● **TASK DIRECTIONS**
Return every line of the data below unchanged, keeping the same order.

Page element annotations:
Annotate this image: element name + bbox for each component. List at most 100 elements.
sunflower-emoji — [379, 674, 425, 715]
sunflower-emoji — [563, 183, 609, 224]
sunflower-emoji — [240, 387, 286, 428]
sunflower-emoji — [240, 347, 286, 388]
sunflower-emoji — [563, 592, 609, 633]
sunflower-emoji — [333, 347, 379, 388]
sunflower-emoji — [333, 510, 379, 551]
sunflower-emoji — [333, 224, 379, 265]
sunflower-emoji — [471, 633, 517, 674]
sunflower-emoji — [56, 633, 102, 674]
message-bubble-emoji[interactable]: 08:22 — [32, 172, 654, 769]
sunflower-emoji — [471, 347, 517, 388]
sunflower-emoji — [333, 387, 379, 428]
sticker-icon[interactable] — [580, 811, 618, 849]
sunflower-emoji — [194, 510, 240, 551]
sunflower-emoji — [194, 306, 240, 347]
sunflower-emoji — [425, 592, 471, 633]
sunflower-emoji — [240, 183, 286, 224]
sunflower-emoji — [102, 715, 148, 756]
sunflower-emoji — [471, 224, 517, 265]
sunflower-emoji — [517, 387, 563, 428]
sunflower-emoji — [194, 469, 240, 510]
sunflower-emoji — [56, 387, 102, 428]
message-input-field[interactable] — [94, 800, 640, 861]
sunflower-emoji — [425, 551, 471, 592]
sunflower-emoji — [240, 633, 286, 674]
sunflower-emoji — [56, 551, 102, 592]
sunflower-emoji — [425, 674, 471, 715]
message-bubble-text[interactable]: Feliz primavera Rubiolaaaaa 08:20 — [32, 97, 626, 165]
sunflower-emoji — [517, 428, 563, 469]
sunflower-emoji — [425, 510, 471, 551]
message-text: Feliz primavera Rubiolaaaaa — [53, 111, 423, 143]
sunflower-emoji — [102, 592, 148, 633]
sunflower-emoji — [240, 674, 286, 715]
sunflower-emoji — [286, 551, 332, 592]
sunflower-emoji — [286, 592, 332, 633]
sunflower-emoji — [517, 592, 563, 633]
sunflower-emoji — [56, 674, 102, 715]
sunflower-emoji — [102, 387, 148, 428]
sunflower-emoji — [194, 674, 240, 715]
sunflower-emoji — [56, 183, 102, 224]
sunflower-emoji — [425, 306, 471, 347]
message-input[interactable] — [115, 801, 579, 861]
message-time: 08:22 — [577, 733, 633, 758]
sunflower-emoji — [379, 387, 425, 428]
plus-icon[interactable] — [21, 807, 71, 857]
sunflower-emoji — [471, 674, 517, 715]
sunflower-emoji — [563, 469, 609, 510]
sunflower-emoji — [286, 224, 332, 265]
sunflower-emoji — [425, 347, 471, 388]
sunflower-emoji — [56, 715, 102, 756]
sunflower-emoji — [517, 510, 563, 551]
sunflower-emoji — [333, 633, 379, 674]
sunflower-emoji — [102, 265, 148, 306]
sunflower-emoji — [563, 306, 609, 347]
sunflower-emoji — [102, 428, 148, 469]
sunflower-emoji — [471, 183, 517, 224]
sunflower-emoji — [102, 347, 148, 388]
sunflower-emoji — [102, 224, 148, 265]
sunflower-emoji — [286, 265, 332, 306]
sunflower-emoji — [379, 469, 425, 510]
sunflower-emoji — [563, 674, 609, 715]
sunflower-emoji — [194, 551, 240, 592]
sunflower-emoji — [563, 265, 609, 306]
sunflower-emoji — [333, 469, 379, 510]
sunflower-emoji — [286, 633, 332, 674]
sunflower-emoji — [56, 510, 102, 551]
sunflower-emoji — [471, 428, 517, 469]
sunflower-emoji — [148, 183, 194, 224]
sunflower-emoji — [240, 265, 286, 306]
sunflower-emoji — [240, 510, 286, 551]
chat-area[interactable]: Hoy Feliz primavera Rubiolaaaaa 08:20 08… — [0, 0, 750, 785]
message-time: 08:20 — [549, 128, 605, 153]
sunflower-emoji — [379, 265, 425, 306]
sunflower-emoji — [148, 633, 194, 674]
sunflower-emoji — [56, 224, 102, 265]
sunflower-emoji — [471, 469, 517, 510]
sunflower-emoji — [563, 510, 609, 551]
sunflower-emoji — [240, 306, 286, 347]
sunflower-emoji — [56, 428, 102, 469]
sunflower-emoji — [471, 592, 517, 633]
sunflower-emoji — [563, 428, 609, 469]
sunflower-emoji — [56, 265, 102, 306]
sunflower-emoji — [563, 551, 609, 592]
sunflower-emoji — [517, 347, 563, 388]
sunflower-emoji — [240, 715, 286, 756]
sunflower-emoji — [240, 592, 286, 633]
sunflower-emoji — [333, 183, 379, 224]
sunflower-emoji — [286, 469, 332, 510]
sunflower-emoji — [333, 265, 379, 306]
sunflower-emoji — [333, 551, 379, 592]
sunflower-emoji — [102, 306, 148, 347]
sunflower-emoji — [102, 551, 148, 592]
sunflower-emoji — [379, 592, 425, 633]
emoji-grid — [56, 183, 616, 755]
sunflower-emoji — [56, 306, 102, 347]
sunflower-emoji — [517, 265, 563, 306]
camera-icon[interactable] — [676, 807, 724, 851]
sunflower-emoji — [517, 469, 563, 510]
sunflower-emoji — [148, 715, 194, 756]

● **ANSWER FOR THIS EXERCISE**
Annotate this image: element name + bbox for each component. List at most 100 elements.
sunflower-emoji — [379, 674, 425, 715]
sunflower-emoji — [563, 183, 609, 224]
sunflower-emoji — [240, 387, 286, 428]
sunflower-emoji — [240, 347, 286, 388]
sunflower-emoji — [563, 592, 609, 633]
sunflower-emoji — [333, 347, 379, 388]
sunflower-emoji — [333, 510, 379, 551]
sunflower-emoji — [333, 224, 379, 265]
sunflower-emoji — [471, 633, 517, 674]
sunflower-emoji — [56, 633, 102, 674]
message-bubble-emoji[interactable]: 08:22 — [32, 172, 654, 769]
sunflower-emoji — [471, 347, 517, 388]
sunflower-emoji — [333, 387, 379, 428]
sticker-icon[interactable] — [580, 811, 618, 849]
sunflower-emoji — [194, 510, 240, 551]
sunflower-emoji — [194, 306, 240, 347]
sunflower-emoji — [425, 592, 471, 633]
sunflower-emoji — [240, 183, 286, 224]
sunflower-emoji — [102, 715, 148, 756]
sunflower-emoji — [471, 224, 517, 265]
sunflower-emoji — [517, 387, 563, 428]
sunflower-emoji — [194, 469, 240, 510]
sunflower-emoji — [56, 387, 102, 428]
message-input-field[interactable] — [94, 800, 640, 861]
sunflower-emoji — [425, 551, 471, 592]
sunflower-emoji — [240, 633, 286, 674]
sunflower-emoji — [56, 551, 102, 592]
sunflower-emoji — [425, 674, 471, 715]
message-bubble-text[interactable]: Feliz primavera Rubiolaaaaa 08:20 — [32, 97, 626, 165]
sunflower-emoji — [517, 428, 563, 469]
sunflower-emoji — [425, 510, 471, 551]
message-text: Feliz primavera Rubiolaaaaa — [53, 111, 423, 143]
sunflower-emoji — [102, 592, 148, 633]
sunflower-emoji — [240, 674, 286, 715]
sunflower-emoji — [286, 551, 332, 592]
sunflower-emoji — [286, 592, 332, 633]
sunflower-emoji — [517, 592, 563, 633]
sunflower-emoji — [56, 674, 102, 715]
sunflower-emoji — [102, 387, 148, 428]
sunflower-emoji — [194, 674, 240, 715]
sunflower-emoji — [56, 183, 102, 224]
sunflower-emoji — [425, 306, 471, 347]
message-input[interactable] — [115, 801, 579, 861]
message-time: 08:22 — [577, 733, 633, 758]
sunflower-emoji — [379, 387, 425, 428]
plus-icon[interactable] — [21, 807, 71, 857]
sunflower-emoji — [471, 674, 517, 715]
sunflower-emoji — [563, 469, 609, 510]
sunflower-emoji — [286, 224, 332, 265]
sunflower-emoji — [425, 347, 471, 388]
sunflower-emoji — [56, 715, 102, 756]
sunflower-emoji — [517, 510, 563, 551]
sunflower-emoji — [333, 633, 379, 674]
sunflower-emoji — [102, 265, 148, 306]
sunflower-emoji — [563, 306, 609, 347]
sunflower-emoji — [102, 428, 148, 469]
sunflower-emoji — [471, 183, 517, 224]
sunflower-emoji — [102, 347, 148, 388]
sunflower-emoji — [102, 224, 148, 265]
sunflower-emoji — [286, 265, 332, 306]
sunflower-emoji — [379, 469, 425, 510]
sunflower-emoji — [563, 674, 609, 715]
sunflower-emoji — [194, 551, 240, 592]
sunflower-emoji — [563, 265, 609, 306]
sunflower-emoji — [333, 469, 379, 510]
sunflower-emoji — [286, 633, 332, 674]
sunflower-emoji — [56, 510, 102, 551]
sunflower-emoji — [471, 428, 517, 469]
sunflower-emoji — [148, 183, 194, 224]
sunflower-emoji — [240, 265, 286, 306]
sunflower-emoji — [240, 510, 286, 551]
chat-area[interactable]: Hoy Feliz primavera Rubiolaaaaa 08:20 08… — [0, 0, 750, 785]
message-time: 08:20 — [549, 128, 605, 153]
sunflower-emoji — [379, 265, 425, 306]
sunflower-emoji — [148, 633, 194, 674]
sunflower-emoji — [56, 224, 102, 265]
sunflower-emoji — [471, 469, 517, 510]
sunflower-emoji — [563, 510, 609, 551]
sunflower-emoji — [240, 306, 286, 347]
sunflower-emoji — [56, 428, 102, 469]
sunflower-emoji — [471, 592, 517, 633]
sunflower-emoji — [563, 428, 609, 469]
sunflower-emoji — [56, 265, 102, 306]
sunflower-emoji — [563, 551, 609, 592]
sunflower-emoji — [517, 347, 563, 388]
sunflower-emoji — [240, 715, 286, 756]
sunflower-emoji — [240, 592, 286, 633]
sunflower-emoji — [333, 183, 379, 224]
sunflower-emoji — [286, 469, 332, 510]
sunflower-emoji — [333, 265, 379, 306]
sunflower-emoji — [333, 551, 379, 592]
sunflower-emoji — [102, 306, 148, 347]
sunflower-emoji — [102, 551, 148, 592]
sunflower-emoji — [379, 592, 425, 633]
emoji-grid — [56, 183, 616, 755]
sunflower-emoji — [56, 306, 102, 347]
sunflower-emoji — [517, 265, 563, 306]
camera-icon[interactable] — [676, 807, 724, 851]
sunflower-emoji — [517, 469, 563, 510]
sunflower-emoji — [148, 715, 194, 756]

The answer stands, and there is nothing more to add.